===== Material provided

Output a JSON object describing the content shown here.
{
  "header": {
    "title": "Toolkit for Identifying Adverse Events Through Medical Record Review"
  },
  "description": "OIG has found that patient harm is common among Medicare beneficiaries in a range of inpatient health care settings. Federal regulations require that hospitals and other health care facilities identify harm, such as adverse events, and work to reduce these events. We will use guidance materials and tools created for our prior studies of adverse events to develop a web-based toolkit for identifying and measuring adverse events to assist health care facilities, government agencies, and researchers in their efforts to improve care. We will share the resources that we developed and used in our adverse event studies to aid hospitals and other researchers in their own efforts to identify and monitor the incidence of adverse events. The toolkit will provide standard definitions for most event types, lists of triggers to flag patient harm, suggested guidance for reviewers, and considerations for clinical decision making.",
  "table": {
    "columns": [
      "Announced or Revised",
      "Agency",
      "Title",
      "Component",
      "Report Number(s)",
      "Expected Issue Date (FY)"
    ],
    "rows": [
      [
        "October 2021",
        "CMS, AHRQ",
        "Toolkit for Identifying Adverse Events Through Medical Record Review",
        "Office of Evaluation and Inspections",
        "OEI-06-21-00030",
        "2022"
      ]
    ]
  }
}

==========

_What is asked_
Produce an exact copy of every entry above.

_Expected output_
Output a JSON object describing the content shown here.
{
  "header": {
    "title": "Toolkit for Identifying Adverse Events Through Medical Record Review"
  },
  "description": "OIG has found that patient harm is common among Medicare beneficiaries in a range of inpatient health care settings. Federal regulations require that hospitals and other health care facilities identify harm, such as adverse events, and work to reduce these events. We will use guidance materials and tools created for our prior studies of adverse events to develop a web-based toolkit for identifying and measuring adverse events to assist health care facilities, government agencies, and researchers in their efforts to improve care. We will share the resources that we developed and used in our adverse event studies to aid hospitals and other researchers in their own efforts to identify and monitor the incidence of adverse events. The toolkit will provide standard definitions for most event types, lists of triggers to flag patient harm, suggested guidance for reviewers, and considerations for clinical decision making.",
  "table": {
    "columns": [
      "Announced or Revised",
      "Agency",
      "Title",
      "Component",
      "Report Number(s)",
      "Expected Issue Date (FY)"
    ],
    "rows": [
      [
        "October 2021",
        "CMS, AHRQ",
        "Toolkit for Identifying Adverse Events Through Medical Record Review",
        "Office of Evaluation and Inspections",
        "OEI-06-21-00030",
        "2022"
      ]
    ]
  }
}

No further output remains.